The last little bit is the stuff we have to translate. I had to modify the stuff at the top to change the ENCODING and CHARSET. I changed both of these to utf-8, so my file now reads:

 File: kuku.pot
# SOME DESCRIPTIVE TITLE.
# Copyright (C) YEAR ORGANIZATION
# FIRST AUTHOR <EMAIL@ADDRESS>, YEAR.
#
msgid ""
msgstr ""
"Project-Id-Version: PACKAGE VERSION\n"
"POT-Creation-Date: 2007-06-19 17:15+EDT\n"
"PO-Revision-Date: YEAR-MO-DA HO:MI+ZONE\n"
"Last-Translator: FULL NAME <EMAIL@ADDRESS>\n"
"Language-Team: LANGUAGE <LL@li.org>\n"
"MIME-Version: 1.0\n"
"Content-Type: text/plain; charset=utf-8\n"
"Content-Transfer-Encoding: utf-8\n"
"Generated-By: pygettext.py 1.5\n"


#: kuku.py:500
msgid "Begin!"
msgstr ""

Now I moved kuku.pot to ./locale . Then for each language I want to localize to, I create subdirectories within ./locale according to their language codes. Within each of these subdirectories, I create subdirectories called LC_MESSAGES. For know I am using english and swahili, so my directory structure looks like

locale/
  kuku.pot
  en/
    LC_MESSAGES/
  sw/
    LC_MESSAGES/

Now we do translations. I copied kuku.po into ./locale/en/LC_MESSAGES/kuku.po and ./locale/sw/LC_MESSAGES/kuku.po, and performed the translations:

 File: ./locale/en/LC_MESSAGES/kuku.po
#./locale/en/LC_MESSAGES/kuku.po
# SOME DESCRIPTIVE TITLE.
# Copyright (C) YEAR ORGANIZATION
# FIRST AUTHOR <EMAIL@ADDRESS>, YEAR.
#
msgid ""
msgstr ""
"Project-Id-Version: PACKAGE VERSION\n"
"POT-Creation-Date: 2007-06-19 17:15+EDT\n"
"PO-Revision-Date: YEAR-MO-DA HO:MI+ZONE\n"
"Last-Translator: FULL NAME <EMAIL@ADDRESS>\n"
"Language-Team: LANGUAGE <LL@li.org>\n"
"MIME-Version: 1.0\n"
"Content-Type: text/plain; charset=utf-8\n"
"Content-Transfer-Encoding: utf-8\n"
"Generated-By: pygettext.py 1.5\n"


#: kuku.py:500
msgid "Begin!"
msgstr "Begin!"
 File: ./locale/sw/LC_MESSAGES/kuku.po
#./locale/sw/LC_MESSAGES/kuku.po
# SOME DESCRIPTIVE TITLE.
# Copyright (C) YEAR ORGANIZATION
# FIRST AUTHOR <EMAIL@ADDRESS>, YEAR.
#
msgid ""
msgstr ""
"Project-Id-Version: PACKAGE VERSION\n"
"POT-Creation-Date: 2007-06-19 17:15+EDT\n"
"PO-Revision-Date: YEAR-MO-DA HO:MI+ZONE\n"
"Last-Translator: FULL NAME <EMAIL@ADDRESS>\n"
"Language-Team: LANGUAGE <LL@li.org>\n"
"MIME-Version: 1.0\n"
"Content-Type: text/plain; charset=utf-8\n"
"Content-Transfer-Encoding: utf-8\n"
"Generated-By: pygettext.py 1.5\n"


#: kuku.py:500
msgid "Begin!"
msgstr "Kuanza!"

***

Problem description –
Please answer these questions using the gettext walkthrough:
(a) What value did the writer give both ENCODING and CHARSET?
(b) What is the name of the subdirectory created inside each language subdirectory?
(c) What msgstr does the Swahili file give for "Begin!"?

(Stored data entries)
***

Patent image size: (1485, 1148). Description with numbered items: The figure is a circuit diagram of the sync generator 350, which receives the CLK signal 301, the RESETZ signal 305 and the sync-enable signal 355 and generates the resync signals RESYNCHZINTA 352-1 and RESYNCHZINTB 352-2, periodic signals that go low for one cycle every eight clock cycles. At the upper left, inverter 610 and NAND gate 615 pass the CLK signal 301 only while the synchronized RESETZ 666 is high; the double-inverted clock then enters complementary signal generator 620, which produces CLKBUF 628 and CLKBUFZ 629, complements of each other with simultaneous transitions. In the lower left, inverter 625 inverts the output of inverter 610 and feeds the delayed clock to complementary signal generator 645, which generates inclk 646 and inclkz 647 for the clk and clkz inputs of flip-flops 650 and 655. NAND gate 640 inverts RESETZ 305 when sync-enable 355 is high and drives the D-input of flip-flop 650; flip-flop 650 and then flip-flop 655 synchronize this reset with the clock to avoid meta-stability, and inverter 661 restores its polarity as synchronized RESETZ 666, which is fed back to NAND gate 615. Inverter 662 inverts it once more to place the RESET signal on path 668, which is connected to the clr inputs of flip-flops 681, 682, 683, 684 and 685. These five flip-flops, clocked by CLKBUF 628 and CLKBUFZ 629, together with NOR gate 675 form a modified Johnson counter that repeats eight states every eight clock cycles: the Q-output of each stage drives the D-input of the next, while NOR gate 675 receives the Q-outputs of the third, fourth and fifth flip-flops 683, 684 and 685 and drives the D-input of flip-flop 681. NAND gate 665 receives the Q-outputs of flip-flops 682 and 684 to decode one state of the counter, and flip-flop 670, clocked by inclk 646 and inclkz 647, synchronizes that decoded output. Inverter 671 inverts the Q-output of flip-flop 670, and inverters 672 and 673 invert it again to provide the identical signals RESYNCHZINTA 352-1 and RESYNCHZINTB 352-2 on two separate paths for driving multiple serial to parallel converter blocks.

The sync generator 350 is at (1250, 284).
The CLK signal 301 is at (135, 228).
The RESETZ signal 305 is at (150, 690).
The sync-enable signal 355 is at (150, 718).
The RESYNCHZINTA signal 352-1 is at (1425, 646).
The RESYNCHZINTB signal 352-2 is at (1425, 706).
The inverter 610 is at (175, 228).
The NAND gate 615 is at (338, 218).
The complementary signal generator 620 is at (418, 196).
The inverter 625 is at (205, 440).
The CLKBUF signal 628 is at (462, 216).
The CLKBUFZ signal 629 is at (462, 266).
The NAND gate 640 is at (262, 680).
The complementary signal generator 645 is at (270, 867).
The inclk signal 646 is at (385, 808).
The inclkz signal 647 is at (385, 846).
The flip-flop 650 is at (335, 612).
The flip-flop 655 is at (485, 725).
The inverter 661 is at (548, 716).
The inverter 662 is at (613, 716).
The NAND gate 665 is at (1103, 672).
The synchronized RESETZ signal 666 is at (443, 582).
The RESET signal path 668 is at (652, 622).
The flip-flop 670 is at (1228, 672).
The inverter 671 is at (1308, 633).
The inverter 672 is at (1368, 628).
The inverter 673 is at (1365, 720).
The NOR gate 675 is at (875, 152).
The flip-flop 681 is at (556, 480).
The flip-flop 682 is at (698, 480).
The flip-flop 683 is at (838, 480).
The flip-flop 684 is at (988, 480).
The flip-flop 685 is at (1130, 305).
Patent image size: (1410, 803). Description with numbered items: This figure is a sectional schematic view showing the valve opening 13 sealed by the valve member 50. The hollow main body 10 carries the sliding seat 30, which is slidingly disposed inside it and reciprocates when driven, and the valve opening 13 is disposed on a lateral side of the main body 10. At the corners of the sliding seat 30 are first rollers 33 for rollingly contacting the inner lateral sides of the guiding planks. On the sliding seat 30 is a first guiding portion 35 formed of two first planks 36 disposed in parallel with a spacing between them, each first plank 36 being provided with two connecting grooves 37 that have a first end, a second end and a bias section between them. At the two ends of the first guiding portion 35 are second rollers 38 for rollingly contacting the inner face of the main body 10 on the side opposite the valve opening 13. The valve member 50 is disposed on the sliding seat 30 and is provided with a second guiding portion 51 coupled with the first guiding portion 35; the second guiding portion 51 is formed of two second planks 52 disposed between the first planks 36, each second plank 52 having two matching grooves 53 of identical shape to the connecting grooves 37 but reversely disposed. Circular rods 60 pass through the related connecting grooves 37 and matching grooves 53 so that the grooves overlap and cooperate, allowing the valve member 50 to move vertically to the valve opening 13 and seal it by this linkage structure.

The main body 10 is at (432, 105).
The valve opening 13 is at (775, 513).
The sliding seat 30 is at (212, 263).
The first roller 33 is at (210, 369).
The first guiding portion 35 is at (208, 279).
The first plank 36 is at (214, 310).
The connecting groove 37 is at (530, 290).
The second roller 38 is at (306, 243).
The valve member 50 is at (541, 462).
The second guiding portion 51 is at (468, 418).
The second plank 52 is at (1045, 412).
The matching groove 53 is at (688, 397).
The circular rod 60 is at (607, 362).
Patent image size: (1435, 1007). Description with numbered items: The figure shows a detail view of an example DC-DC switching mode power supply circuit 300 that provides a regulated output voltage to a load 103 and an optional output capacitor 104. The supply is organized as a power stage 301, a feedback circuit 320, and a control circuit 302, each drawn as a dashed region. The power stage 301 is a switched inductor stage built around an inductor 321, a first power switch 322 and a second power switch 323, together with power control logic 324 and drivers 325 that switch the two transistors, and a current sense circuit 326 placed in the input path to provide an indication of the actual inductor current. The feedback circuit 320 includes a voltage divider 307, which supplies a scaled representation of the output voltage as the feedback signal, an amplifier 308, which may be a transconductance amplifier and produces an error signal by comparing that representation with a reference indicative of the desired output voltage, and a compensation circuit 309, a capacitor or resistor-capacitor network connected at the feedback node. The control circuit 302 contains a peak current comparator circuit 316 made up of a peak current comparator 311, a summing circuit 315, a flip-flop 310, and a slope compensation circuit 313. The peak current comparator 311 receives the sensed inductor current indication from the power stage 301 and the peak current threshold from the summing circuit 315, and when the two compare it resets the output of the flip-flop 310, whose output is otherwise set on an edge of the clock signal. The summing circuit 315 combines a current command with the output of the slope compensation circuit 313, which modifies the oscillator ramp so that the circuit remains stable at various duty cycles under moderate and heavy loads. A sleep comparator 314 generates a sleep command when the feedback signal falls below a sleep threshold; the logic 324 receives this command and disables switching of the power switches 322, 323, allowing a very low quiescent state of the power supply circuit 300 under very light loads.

***

The answer –
(a) utf-8
(b) LC_MESSAGES
(c) "Kuanza!"